───── EXCERPTED PASSAGE ─────
Vet School hosts opening of East Campus Research Facility, future home of 45,000 lab mice

A champagne toast and ribbon-cutting ceremony hailed the June 26 opening of the 79,000-square-foot East Campus Research Facility (ECRF), a consolidated animal research building five years in the making that will be a key part of Cornell's New Life Sciences Initiative.

Close to 150 faculty, staff and students attended the ceremony, which featured remarks from several administrators and tours of the nearly complete building. The ECRF promises to greatly increase the quality of live-animal research done at Cornell across various life science disciplines.

About 45,000 mice will be housed in the new facility, compared with the 15,000 that are currently kept at the Vet School. In addition to mice, the ECRF will also contain chickens, woodchucks, rats, guinea pigs and hamsters.
─────
§ AIM OF THE TASK: According to the article on the research facility opening, how many mice will the East Campus Research Facility house? These items have no connection to the article.
───── SOURCE DATA ─────
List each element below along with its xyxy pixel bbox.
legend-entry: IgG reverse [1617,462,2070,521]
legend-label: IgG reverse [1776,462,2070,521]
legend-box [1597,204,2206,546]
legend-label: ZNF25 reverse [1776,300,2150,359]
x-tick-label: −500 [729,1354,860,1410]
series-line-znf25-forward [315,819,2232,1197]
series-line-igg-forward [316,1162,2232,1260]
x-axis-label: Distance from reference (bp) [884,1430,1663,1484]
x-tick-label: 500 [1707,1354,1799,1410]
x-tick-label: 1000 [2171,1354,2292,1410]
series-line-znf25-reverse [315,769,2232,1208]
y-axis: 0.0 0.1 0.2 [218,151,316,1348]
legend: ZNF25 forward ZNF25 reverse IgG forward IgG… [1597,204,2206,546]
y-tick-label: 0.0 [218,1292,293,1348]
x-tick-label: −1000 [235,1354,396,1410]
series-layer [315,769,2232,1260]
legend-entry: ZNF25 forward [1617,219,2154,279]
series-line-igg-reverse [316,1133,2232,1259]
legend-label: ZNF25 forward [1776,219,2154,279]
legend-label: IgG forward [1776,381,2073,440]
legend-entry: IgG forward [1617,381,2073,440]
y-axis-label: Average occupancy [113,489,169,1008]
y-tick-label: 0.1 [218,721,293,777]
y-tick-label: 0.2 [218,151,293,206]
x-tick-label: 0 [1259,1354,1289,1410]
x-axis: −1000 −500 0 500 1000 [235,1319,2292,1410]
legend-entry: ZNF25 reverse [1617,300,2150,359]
─────
§ ANSWER TO THIS PROBLEM: About 45,000 mice.